▶ GOAL:
Word for word, copy all the data and drop the pictures.

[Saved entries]
☆ ☆ ☆
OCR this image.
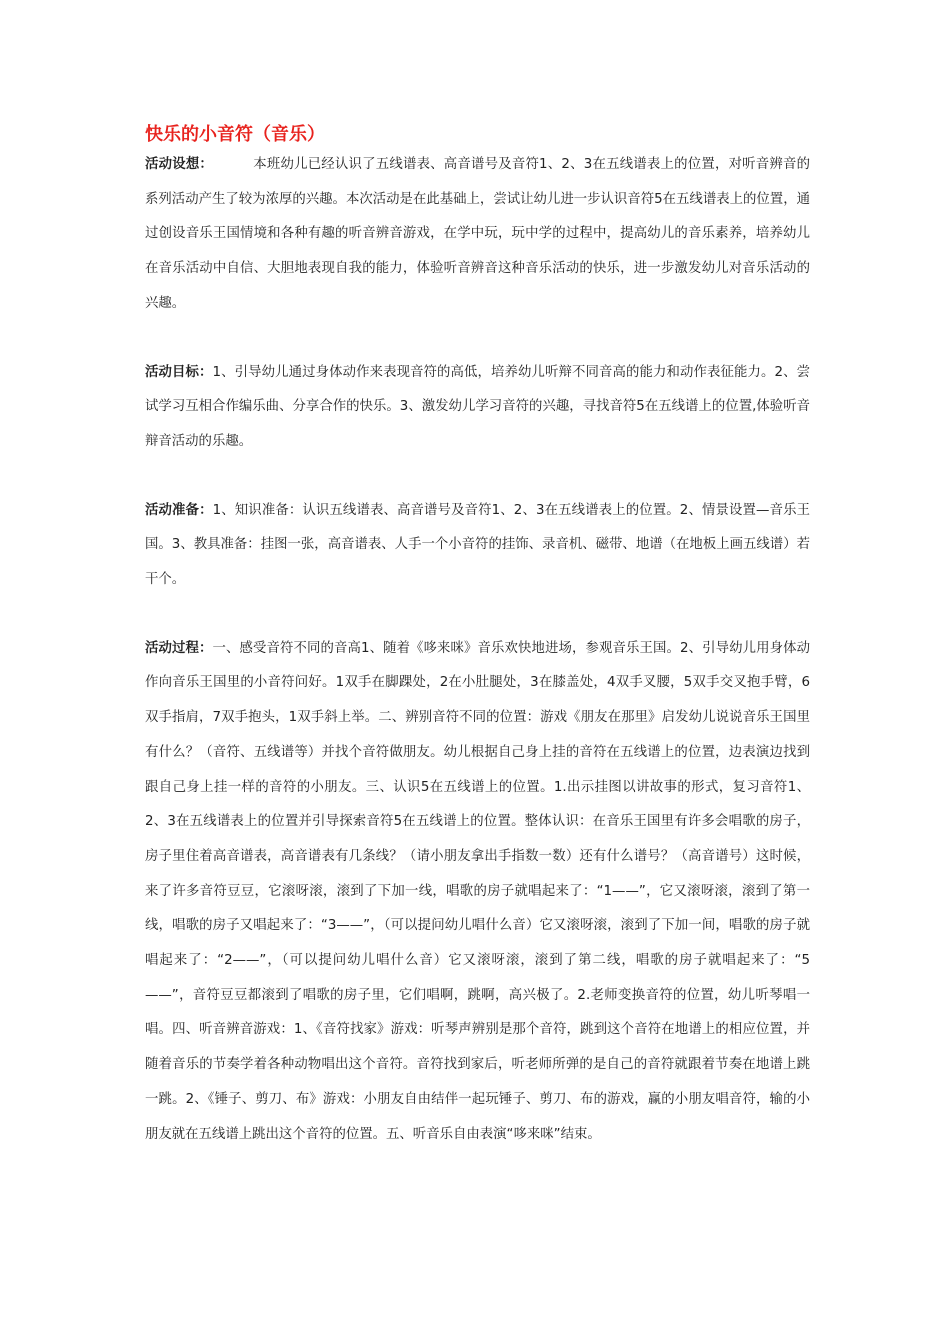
快乐的小音符（音乐）

活动设想：	本班幼儿已经认识了五线谱表、高音谱号及音符1、2、3在五线谱表上的位置，对听音辨音的系列活动产生了较为浓厚的兴趣。本次活动是在此基础上，尝试让幼儿进一步认识音符5在五线谱表上的位置，通过创设音乐王国情境和各种有趣的听音辨音游戏，在学中玩，玩中学的过程中，提高幼儿的音乐素养，培养幼儿在音乐活动中自信、大胆地表现自我的能力，体验听音辨音这种音乐活动的快乐，进一步激发幼儿对音乐活动的兴趣。

活动目标：1、引导幼儿通过身体动作来表现音符的高低，培养幼儿听辩不同音高的能力和动作表征能力。2、尝试学习互相合作编乐曲、分享合作的快乐。3、激发幼儿学习音符的兴趣，寻找音符5在五线谱上的位置,体验听音辩音活动的乐趣。

活动准备：1、知识准备：认识五线谱表、高音谱号及音符1、2、3在五线谱表上的位置。2、情景设置—音乐王国。3、教具准备：挂图一张，高音谱表、人手一个小音符的挂饰、录音机、磁带、地谱（在地板上画五线谱）若干个。

活动过程：一、感受音符不同的音高1、随着《哆来咪》音乐欢快地进场，参观音乐王国。2、引导幼儿用身体动作向音乐王国里的小音符问好。1双手在脚踝处，2在小肚腿处，3在膝盖处，4双手叉腰，5双手交叉抱手臂，6双手指肩，7双手抱头，1双手斜上举。二、辨别音符不同的位置：游戏《朋友在那里》启发幼儿说说音乐王国里有什么？（音符、五线谱等）并找个音符做朋友。幼儿根据自己身上挂的音符在五线谱上的位置，边表演边找到跟自己身上挂一样的音符的小朋友。三、认识5在五线谱上的位置。1.出示挂图以讲故事的形式，复习音符1、2、3在五线谱表上的位置并引导探索音符5在五线谱上的位置。整体认识：在音乐王国里有许多会唱歌的房子，房子里住着高音谱表，高音谱表有几条线？（请小朋友拿出手指数一数）还有什么谱号？（高音谱号）这时候，来了许多音符豆豆，它滚呀滚，滚到了下加一线，唱歌的房子就唱起来了：“1——”，它又滚呀滚，滚到了第一线，唱歌的房子又唱起来了：“3——”，（可以提问幼儿唱什么音）它又滚呀滚，滚到了下加一间，唱歌的房子就唱起来了：“2——”，（可以提问幼儿唱什么音）它又滚呀滚，滚到了第二线，唱歌的房子就唱起来了：“5——”，音符豆豆都滚到了唱歌的房子里，它们唱啊，跳啊，高兴极了。2.老师变换音符的位置，幼儿听琴唱一唱。四、听音辨音游戏：1、《音符找家》游戏：听琴声辨别是那个音符，跳到这个音符在地谱上的相应位置，并随着音乐的节奏学着各种动物唱出这个音符。音符找到家后，听老师所弹的是自己的音符就跟着节奏在地谱上跳一跳。2、《锤子、剪刀、布》游戏：小朋友自由结伴一起玩锤子、剪刀、布的游戏，赢的小朋友唱音符，输的小朋友就在五线谱上跳出这个音符的位置。五、听音乐自由表演“哆来咪”结束。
☆ ☆ ☆
▶ RESPONSE BELOW:
OCR this image.
快乐的小音符（音乐）

活动设想：	本班幼儿已经认识了五线谱表、高音谱号及音符1、2、3在五线谱表上的位置，对听音辨音的系列活动产生了较为浓厚的兴趣。本次活动是在此基础上，尝试让幼儿进一步认识音符5在五线谱表上的位置，通过创设音乐王国情境和各种有趣的听音辨音游戏，在学中玩，玩中学的过程中，提高幼儿的音乐素养，培养幼儿在音乐活动中自信、大胆地表现自我的能力，体验听音辨音这种音乐活动的快乐，进一步激发幼儿对音乐活动的兴趣。

活动目标：1、引导幼儿通过身体动作来表现音符的高低，培养幼儿听辩不同音高的能力和动作表征能力。2、尝试学习互相合作编乐曲、分享合作的快乐。3、激发幼儿学习音符的兴趣，寻找音符5在五线谱上的位置,体验听音辩音活动的乐趣。

活动准备：1、知识准备：认识五线谱表、高音谱号及音符1、2、3在五线谱表上的位置。2、情景设置—音乐王国。3、教具准备：挂图一张，高音谱表、人手一个小音符的挂饰、录音机、磁带、地谱（在地板上画五线谱）若干个。

活动过程：一、感受音符不同的音高1、随着《哆来咪》音乐欢快地进场，参观音乐王国。2、引导幼儿用身体动作向音乐王国里的小音符问好。1双手在脚踝处，2在小肚腿处，3在膝盖处，4双手叉腰，5双手交叉抱手臂，6双手指肩，7双手抱头，1双手斜上举。二、辨别音符不同的位置：游戏《朋友在那里》启发幼儿说说音乐王国里有什么？（音符、五线谱等）并找个音符做朋友。幼儿根据自己身上挂的音符在五线谱上的位置，边表演边找到跟自己身上挂一样的音符的小朋友。三、认识5在五线谱上的位置。1.出示挂图以讲故事的形式，复习音符1、2、3在五线谱表上的位置并引导探索音符5在五线谱上的位置。整体认识：在音乐王国里有许多会唱歌的房子，房子里住着高音谱表，高音谱表有几条线？（请小朋友拿出手指数一数）还有什么谱号？（高音谱号）这时候，来了许多音符豆豆，它滚呀滚，滚到了下加一线，唱歌的房子就唱起来了：“1——”，它又滚呀滚，滚到了第一线，唱歌的房子又唱起来了：“3——”，（可以提问幼儿唱什么音）它又滚呀滚，滚到了下加一间，唱歌的房子就唱起来了：“2——”，（可以提问幼儿唱什么音）它又滚呀滚，滚到了第二线，唱歌的房子就唱起来了：“5——”，音符豆豆都滚到了唱歌的房子里，它们唱啊，跳啊，高兴极了。2.老师变换音符的位置，幼儿听琴唱一唱。四、听音辨音游戏：1、《音符找家》游戏：听琴声辨别是那个音符，跳到这个音符在地谱上的相应位置，并随着音乐的节奏学着各种动物唱出这个音符。音符找到家后，听老师所弹的是自己的音符就跟着节奏在地谱上跳一跳。2、《锤子、剪刀、布》游戏：小朋友自由结伴一起玩锤子、剪刀、布的游戏，赢的小朋友唱音符，输的小朋友就在五线谱上跳出这个音符的位置。五、听音乐自由表演“哆来咪”结束。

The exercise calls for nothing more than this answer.